Task requirements:
A – Answer these questions from the venture capital report:
(i) Who is named as executive director of Nasscom?
(ii) What corpus has the government suggested for each venture capital fund that financial institutions float?
(iii) To whom did a participant say venture capital should be left?
B – List every person named as a participant in the venture capital report.
C – Resume the venture capital report after its final sentence.

Text to read:
Other participants included N Seshagiri, director general, National Informatics Centre; Dewang Mehta, executive director, National Association of Software and Service Companies (Nasscom); Dhanendra Kumar, additional secretary, department of telecommunications; Ravi Marwah, CEO of Tata IBM; Michael Barnes, manager (government operations), Asia Pacific, Sun Microsystems, Thailand; and, Jacques-Andre Troesch, chief counsellor, Court of Audit and Account, France.
Sources said the speakers urged the government to keep out of venture capital activity. "It (venture capital) should be left to the industry and people who understand the sector," one of the participants said.
The government has suggested that financial institutions float venture capital funds with a corpus of Rs 50 crore each.
In an obvious reference to visa restrictions imposed by the US against movement of Indian software professionals, it was also suggested that the government should concentrate its efforts on convincing its counterparts to scale down non-tariff trade barriers.

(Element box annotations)
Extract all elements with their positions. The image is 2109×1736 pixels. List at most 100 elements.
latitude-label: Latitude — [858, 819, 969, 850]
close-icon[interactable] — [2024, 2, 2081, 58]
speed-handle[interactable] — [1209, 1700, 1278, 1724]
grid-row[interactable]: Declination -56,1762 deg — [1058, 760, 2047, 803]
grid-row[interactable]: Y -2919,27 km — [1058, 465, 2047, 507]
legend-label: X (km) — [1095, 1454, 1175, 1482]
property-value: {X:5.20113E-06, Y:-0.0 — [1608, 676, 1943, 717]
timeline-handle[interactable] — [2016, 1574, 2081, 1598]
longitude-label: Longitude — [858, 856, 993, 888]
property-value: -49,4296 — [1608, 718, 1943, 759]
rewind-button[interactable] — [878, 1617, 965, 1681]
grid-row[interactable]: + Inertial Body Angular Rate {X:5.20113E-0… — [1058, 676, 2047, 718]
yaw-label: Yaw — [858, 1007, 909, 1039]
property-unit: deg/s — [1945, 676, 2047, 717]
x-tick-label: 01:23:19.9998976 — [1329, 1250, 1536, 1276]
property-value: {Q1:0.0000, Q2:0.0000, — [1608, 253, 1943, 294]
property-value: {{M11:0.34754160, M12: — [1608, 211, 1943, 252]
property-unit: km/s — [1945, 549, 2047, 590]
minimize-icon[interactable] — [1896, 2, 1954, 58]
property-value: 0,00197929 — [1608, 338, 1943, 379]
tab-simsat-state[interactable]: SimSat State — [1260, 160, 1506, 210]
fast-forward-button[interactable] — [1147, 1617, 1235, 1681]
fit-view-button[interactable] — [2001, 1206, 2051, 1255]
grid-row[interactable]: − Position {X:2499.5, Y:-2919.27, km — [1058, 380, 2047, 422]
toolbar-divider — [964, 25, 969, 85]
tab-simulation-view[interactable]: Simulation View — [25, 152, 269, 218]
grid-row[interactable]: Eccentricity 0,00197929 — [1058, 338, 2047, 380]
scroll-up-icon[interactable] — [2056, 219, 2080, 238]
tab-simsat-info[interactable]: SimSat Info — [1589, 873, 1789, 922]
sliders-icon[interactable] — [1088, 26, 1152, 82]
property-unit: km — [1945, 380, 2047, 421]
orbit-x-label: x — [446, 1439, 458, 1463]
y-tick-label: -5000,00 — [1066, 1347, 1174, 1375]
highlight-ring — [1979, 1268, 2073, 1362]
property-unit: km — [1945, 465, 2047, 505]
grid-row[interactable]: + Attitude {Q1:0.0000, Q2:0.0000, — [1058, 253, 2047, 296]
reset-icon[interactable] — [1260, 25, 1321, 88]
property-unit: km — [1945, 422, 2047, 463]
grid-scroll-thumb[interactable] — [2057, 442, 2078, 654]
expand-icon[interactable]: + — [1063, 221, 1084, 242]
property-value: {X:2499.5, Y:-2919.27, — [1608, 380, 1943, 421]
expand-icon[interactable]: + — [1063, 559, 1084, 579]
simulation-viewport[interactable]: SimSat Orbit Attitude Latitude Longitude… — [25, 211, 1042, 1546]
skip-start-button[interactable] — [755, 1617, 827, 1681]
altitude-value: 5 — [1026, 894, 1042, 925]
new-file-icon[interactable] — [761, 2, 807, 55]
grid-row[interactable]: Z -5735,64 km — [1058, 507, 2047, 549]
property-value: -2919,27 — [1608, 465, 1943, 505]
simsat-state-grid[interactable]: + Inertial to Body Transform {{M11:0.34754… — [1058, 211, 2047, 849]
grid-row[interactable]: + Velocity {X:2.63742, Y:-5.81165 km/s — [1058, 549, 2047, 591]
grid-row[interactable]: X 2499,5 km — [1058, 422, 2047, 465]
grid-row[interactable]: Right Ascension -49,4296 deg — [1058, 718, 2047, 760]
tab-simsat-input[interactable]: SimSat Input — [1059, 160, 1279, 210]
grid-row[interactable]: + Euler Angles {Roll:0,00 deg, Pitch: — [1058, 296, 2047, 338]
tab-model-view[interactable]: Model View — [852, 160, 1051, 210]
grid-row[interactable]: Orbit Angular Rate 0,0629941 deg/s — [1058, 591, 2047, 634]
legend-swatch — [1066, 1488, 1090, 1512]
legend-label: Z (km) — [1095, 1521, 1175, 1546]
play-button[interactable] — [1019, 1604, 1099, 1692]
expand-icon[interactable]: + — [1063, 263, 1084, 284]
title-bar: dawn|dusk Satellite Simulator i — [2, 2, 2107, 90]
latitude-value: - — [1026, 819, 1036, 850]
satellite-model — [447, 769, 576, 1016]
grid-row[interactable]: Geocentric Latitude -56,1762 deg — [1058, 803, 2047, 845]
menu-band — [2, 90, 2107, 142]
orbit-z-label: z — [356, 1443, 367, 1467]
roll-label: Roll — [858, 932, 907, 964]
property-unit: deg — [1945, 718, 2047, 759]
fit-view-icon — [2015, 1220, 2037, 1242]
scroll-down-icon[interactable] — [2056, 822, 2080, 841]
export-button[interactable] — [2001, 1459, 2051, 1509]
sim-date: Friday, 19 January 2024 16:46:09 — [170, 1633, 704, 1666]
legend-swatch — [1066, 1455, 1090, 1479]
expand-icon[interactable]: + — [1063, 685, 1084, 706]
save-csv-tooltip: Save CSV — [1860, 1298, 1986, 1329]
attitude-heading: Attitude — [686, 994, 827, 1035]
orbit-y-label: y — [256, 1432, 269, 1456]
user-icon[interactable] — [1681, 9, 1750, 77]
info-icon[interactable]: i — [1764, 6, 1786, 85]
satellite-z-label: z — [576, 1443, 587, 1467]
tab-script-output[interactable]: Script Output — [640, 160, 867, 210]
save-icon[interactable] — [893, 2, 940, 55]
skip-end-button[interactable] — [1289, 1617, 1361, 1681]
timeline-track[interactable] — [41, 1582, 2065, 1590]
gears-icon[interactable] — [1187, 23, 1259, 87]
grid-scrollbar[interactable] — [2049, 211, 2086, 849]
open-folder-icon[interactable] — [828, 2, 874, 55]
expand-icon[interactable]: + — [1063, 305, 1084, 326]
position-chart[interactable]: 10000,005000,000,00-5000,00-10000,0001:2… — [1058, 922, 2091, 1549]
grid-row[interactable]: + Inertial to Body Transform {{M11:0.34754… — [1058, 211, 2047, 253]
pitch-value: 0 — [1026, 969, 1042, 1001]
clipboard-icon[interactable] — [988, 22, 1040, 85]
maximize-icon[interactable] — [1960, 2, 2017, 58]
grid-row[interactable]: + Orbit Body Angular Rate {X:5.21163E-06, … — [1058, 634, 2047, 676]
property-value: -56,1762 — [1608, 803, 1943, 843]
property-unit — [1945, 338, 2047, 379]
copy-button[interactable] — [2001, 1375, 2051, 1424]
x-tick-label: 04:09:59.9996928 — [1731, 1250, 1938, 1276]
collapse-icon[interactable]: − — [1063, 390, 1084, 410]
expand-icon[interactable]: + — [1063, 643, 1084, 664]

Results of the exercise:
A –
(i) Dewang Mehta
(ii) Rs 50 crore each
(iii) The industry and people who understand the sector

B – N Seshagiri, Dewang Mehta, Dhanendra Kumar, Ravi Marwah, Michael Barnes, Jacques-Andre Troesch

C –
"We have reduced import duties on software to zero and will do so in hardware also. This should be got across," was the refrain.
The country should focus on telecom software development rather than the low-level development work.
Some 14 states government have IT policies in place and another seven have set up IT task forces.
Speakers were of the view that the Indian software sector will sustain its rate of growth in future. The sector last year recorded a growth of over 50 per cent.
"It will not slow down. Criticisms of the sector being dependent on the Y2K solutions business are unfounded. The Y2K work accounts for just 12 per cent of the sector's turnover. After that, there will be the Euro-currency work etc.," one of them averred.